(YOUR INSTRUCTIONS):
Copy every line, leaving nothing out and adding nothing.

□ □ □ □

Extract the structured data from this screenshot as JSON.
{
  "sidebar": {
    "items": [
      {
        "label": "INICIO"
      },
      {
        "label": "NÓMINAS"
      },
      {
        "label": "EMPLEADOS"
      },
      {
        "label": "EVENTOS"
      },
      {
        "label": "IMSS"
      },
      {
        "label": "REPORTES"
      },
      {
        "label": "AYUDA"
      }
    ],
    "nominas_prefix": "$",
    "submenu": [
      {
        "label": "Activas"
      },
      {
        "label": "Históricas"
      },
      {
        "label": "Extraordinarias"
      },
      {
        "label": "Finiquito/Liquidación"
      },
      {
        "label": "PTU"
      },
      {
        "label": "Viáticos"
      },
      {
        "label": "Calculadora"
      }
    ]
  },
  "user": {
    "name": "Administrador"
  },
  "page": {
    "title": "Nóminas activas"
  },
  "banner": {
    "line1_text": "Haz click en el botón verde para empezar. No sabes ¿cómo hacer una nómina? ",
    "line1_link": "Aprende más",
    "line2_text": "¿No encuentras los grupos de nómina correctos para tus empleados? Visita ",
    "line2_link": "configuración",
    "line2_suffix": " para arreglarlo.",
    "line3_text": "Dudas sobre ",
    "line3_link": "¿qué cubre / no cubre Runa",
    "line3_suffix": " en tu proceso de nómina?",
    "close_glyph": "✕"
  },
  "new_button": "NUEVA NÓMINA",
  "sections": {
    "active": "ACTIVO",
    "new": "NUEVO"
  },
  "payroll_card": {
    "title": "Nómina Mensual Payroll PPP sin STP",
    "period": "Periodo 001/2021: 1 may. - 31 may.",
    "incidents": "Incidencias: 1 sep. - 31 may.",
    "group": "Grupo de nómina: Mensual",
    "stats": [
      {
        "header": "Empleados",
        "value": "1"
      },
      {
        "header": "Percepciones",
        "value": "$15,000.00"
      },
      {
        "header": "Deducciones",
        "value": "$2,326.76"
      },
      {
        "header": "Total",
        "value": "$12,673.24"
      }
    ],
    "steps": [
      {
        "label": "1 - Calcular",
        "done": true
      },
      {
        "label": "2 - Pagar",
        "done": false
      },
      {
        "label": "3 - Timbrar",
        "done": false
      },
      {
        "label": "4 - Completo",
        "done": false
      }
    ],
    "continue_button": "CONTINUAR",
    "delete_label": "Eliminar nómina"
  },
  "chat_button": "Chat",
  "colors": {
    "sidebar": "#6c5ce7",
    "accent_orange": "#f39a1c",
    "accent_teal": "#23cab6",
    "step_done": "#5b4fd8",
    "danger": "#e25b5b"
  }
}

□ □ □ □

(TASK RESULT):
Extract the structured data from this screenshot as JSON.
{
  "sidebar": {
    "items": [
      {
        "label": "INICIO"
      },
      {
        "label": "NÓMINAS"
      },
      {
        "label": "EMPLEADOS"
      },
      {
        "label": "EVENTOS"
      },
      {
        "label": "IMSS"
      },
      {
        "label": "REPORTES"
      },
      {
        "label": "AYUDA"
      }
    ],
    "nominas_prefix": "$",
    "submenu": [
      {
        "label": "Activas"
      },
      {
        "label": "Históricas"
      },
      {
        "label": "Extraordinarias"
      },
      {
        "label": "Finiquito/Liquidación"
      },
      {
        "label": "PTU"
      },
      {
        "label": "Viáticos"
      },
      {
        "label": "Calculadora"
      }
    ]
  },
  "user": {
    "name": "Administrador"
  },
  "page": {
    "title": "Nóminas activas"
  },
  "banner": {
    "line1_text": "Haz click en el botón verde para empezar. No sabes ¿cómo hacer una nómina? ",
    "line1_link": "Aprende más",
    "line2_text": "¿No encuentras los grupos de nómina correctos para tus empleados? Visita ",
    "line2_link": "configuración",
    "line2_suffix": " para arreglarlo.",
    "line3_text": "Dudas sobre ",
    "line3_link": "¿qué cubre / no cubre Runa",
    "line3_suffix": " en tu proceso de nómina?",
    "close_glyph": "✕"
  },
  "new_button": "NUEVA NÓMINA",
  "sections": {
    "active": "ACTIVO",
    "new": "NUEVO"
  },
  "payroll_card": {
    "title": "Nómina Mensual Payroll PPP sin STP",
    "period": "Periodo 001/2021: 1 may. - 31 may.",
    "incidents": "Incidencias: 1 sep. - 31 may.",
    "group": "Grupo de nómina: Mensual",
    "stats": [
      {
        "header": "Empleados",
        "value": "1"
      },
      {
        "header": "Percepciones",
        "value": "$15,000.00"
      },
      {
        "header": "Deducciones",
        "value": "$2,326.76"
      },
      {
        "header": "Total",
        "value": "$12,673.24"
      }
    ],
    "steps": [
      {
        "label": "1 - Calcular",
        "done": true
      },
      {
        "label": "2 - Pagar",
        "done": false
      },
      {
        "label": "3 - Timbrar",
        "done": false
      },
      {
        "label": "4 - Completo",
        "done": false
      }
    ],
    "continue_button": "CONTINUAR",
    "delete_label": "Eliminar nómina"
  },
  "chat_button": "Chat",
  "colors": {
    "sidebar": "#6c5ce7",
    "accent_orange": "#f39a1c",
    "accent_teal": "#23cab6",
    "step_done": "#5b4fd8",
    "danger": "#e25b5b"
  }
}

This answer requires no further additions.